● WORK INSTRUCTIONS: Without the pictures, return all of the material exactly as written.

● LISTING:
== == ==
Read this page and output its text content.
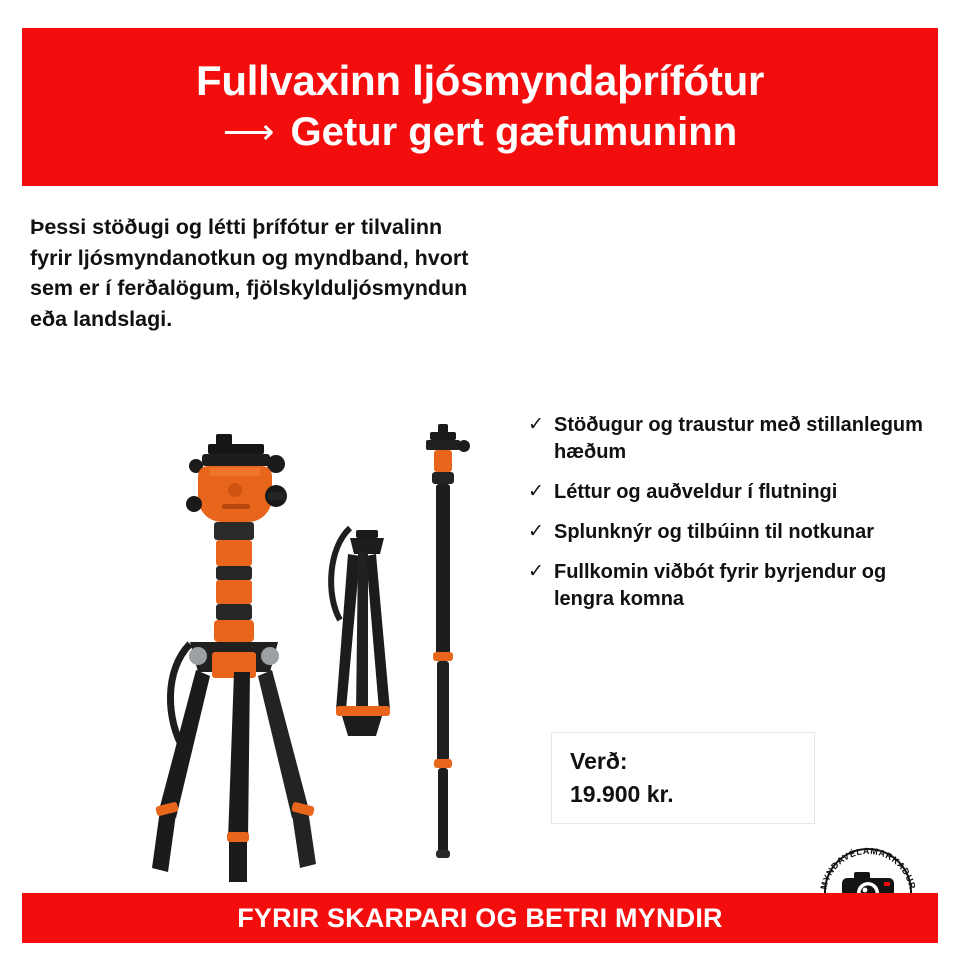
Fullvaxinn ljósmyndaþrífótur
⟶ Getur gert gæfumuninn
Þessi stöðugi og létti þrífótur er tilvalinn fyrir ljósmyndanotkun og myndband, hvort sem er í ferðalögum, fjölskylduljósmyndun eða landslagi.
✓ Stöðugur og traustur með stillanlegum hæðum
✓ Léttur og auðveldur í flutningi
✓ Splunknýr og tilbúinn til notkunar
✓ Fullkomin viðbót fyrir byrjendur og lengra komna
Verð:
19.900 kr.
MYNDAVÉLAMARKAÐUR
FYRIR SKARPARI OG BETRI MYNDIR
== == ==
● FINISHED TASK:
Read this page and output its text content.
Fullvaxinn ljósmyndaþrífótur
⟶ Getur gert gæfumuninn
Þessi stöðugi og létti þrífótur er tilvalinn fyrir ljósmyndanotkun og myndband, hvort sem er í ferðalögum, fjölskylduljósmyndun eða landslagi.
✓ Stöðugur og traustur með stillanlegum hæðum
✓ Léttur og auðveldur í flutningi
✓ Splunknýr og tilbúinn til notkunar
✓ Fullkomin viðbót fyrir byrjendur og lengra komna
Verð:
19.900 kr.
MYNDAVÉLAMARKAÐUR
FYRIR SKARPARI OG BETRI MYNDIR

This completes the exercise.